Would you output the whole listing below, exactly as it reads?

(Saved entries)
+++
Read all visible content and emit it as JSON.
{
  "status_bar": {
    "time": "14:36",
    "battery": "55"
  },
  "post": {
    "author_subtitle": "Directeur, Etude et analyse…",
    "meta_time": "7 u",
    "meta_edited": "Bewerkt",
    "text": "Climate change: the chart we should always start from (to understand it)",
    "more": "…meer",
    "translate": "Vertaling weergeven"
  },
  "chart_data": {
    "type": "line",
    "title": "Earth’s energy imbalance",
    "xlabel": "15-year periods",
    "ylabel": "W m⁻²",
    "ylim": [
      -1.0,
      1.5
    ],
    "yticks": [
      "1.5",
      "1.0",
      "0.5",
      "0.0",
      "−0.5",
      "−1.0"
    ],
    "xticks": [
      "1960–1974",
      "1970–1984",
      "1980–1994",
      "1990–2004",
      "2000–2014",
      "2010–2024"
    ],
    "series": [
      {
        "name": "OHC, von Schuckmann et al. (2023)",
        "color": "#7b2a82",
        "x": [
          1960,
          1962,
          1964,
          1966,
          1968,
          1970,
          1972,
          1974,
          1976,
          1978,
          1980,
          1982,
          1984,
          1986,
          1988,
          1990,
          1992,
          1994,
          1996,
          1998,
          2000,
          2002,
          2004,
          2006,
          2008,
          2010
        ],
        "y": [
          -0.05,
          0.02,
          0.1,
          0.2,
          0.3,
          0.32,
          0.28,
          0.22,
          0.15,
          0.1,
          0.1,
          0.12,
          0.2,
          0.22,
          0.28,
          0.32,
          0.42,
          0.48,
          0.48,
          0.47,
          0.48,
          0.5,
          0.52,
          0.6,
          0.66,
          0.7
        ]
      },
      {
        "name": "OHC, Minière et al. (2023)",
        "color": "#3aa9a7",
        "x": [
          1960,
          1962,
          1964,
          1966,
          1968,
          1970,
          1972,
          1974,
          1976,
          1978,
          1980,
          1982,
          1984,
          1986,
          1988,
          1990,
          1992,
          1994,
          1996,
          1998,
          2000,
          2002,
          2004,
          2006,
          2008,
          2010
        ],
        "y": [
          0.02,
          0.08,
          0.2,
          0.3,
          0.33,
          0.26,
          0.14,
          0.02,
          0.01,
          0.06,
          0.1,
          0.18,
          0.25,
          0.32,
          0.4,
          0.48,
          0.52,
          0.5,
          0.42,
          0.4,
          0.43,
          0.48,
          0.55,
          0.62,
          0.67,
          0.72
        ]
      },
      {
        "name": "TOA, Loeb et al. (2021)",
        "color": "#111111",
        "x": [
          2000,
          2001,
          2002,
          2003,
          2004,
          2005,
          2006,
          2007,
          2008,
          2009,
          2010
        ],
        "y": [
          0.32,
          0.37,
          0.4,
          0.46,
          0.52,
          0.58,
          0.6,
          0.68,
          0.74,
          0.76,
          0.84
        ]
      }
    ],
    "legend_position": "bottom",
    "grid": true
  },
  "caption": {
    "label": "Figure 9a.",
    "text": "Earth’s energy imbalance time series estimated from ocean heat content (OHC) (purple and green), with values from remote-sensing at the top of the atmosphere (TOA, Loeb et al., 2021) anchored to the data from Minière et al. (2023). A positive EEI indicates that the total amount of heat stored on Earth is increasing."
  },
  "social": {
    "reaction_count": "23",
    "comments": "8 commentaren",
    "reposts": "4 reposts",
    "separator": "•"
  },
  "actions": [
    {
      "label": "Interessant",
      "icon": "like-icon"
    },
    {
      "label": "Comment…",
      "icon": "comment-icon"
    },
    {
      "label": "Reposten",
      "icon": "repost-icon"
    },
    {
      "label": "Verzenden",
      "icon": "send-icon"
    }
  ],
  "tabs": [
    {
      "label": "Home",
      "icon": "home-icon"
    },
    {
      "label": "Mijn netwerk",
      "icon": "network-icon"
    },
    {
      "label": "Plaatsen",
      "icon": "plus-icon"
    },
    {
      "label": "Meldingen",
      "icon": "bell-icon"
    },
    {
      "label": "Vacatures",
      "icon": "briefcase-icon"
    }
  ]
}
+++
_Result below_:
Read all visible content and emit it as JSON.
{
  "status_bar": {
    "time": "14:36",
    "battery": "55"
  },
  "post": {
    "author_subtitle": "Directeur, Etude et analyse…",
    "meta_time": "7 u",
    "meta_edited": "Bewerkt",
    "text": "Climate change: the chart we should always start from (to understand it)",
    "more": "…meer",
    "translate": "Vertaling weergeven"
  },
  "chart_data": {
    "type": "line",
    "title": "Earth’s energy imbalance",
    "xlabel": "15-year periods",
    "ylabel": "W m⁻²",
    "ylim": [
      -1.0,
      1.5
    ],
    "yticks": [
      "1.5",
      "1.0",
      "0.5",
      "0.0",
      "−0.5",
      "−1.0"
    ],
    "xticks": [
      "1960–1974",
      "1970–1984",
      "1980–1994",
      "1990–2004",
      "2000–2014",
      "2010–2024"
    ],
    "series": [
      {
        "name": "OHC, von Schuckmann et al. (2023)",
        "color": "#7b2a82",
        "x": [
          1960,
          1962,
          1964,
          1966,
          1968,
          1970,
          1972,
          1974,
          1976,
          1978,
          1980,
          1982,
          1984,
          1986,
          1988,
          1990,
          1992,
          1994,
          1996,
          1998,
          2000,
          2002,
          2004,
          2006,
          2008,
          2010
        ],
        "y": [
          -0.05,
          0.02,
          0.1,
          0.2,
          0.3,
          0.32,
          0.28,
          0.22,
          0.15,
          0.1,
          0.1,
          0.12,
          0.2,
          0.22,
          0.28,
          0.32,
          0.42,
          0.48,
          0.48,
          0.47,
          0.48,
          0.5,
          0.52,
          0.6,
          0.66,
          0.7
        ]
      },
      {
        "name": "OHC, Minière et al. (2023)",
        "color": "#3aa9a7",
        "x": [
          1960,
          1962,
          1964,
          1966,
          1968,
          1970,
          1972,
          1974,
          1976,
          1978,
          1980,
          1982,
          1984,
          1986,
          1988,
          1990,
          1992,
          1994,
          1996,
          1998,
          2000,
          2002,
          2004,
          2006,
          2008,
          2010
        ],
        "y": [
          0.02,
          0.08,
          0.2,
          0.3,
          0.33,
          0.26,
          0.14,
          0.02,
          0.01,
          0.06,
          0.1,
          0.18,
          0.25,
          0.32,
          0.4,
          0.48,
          0.52,
          0.5,
          0.42,
          0.4,
          0.43,
          0.48,
          0.55,
          0.62,
          0.67,
          0.72
        ]
      },
      {
        "name": "TOA, Loeb et al. (2021)",
        "color": "#111111",
        "x": [
          2000,
          2001,
          2002,
          2003,
          2004,
          2005,
          2006,
          2007,
          2008,
          2009,
          2010
        ],
        "y": [
          0.32,
          0.37,
          0.4,
          0.46,
          0.52,
          0.58,
          0.6,
          0.68,
          0.74,
          0.76,
          0.84
        ]
      }
    ],
    "legend_position": "bottom",
    "grid": true
  },
  "caption": {
    "label": "Figure 9a.",
    "text": "Earth’s energy imbalance time series estimated from ocean heat content (OHC) (purple and green), with values from remote-sensing at the top of the atmosphere (TOA, Loeb et al., 2021) anchored to the data from Minière et al. (2023). A positive EEI indicates that the total amount of heat stored on Earth is increasing."
  },
  "social": {
    "reaction_count": "23",
    "comments": "8 commentaren",
    "reposts": "4 reposts",
    "separator": "•"
  },
  "actions": [
    {
      "label": "Interessant",
      "icon": "like-icon"
    },
    {
      "label": "Comment…",
      "icon": "comment-icon"
    },
    {
      "label": "Reposten",
      "icon": "repost-icon"
    },
    {
      "label": "Verzenden",
      "icon": "send-icon"
    }
  ],
  "tabs": [
    {
      "label": "Home",
      "icon": "home-icon"
    },
    {
      "label": "Mijn netwerk",
      "icon": "network-icon"
    },
    {
      "label": "Plaatsen",
      "icon": "plus-icon"
    },
    {
      "label": "Meldingen",
      "icon": "bell-icon"
    },
    {
      "label": "Vacatures",
      "icon": "briefcase-icon"
    }
  ]
}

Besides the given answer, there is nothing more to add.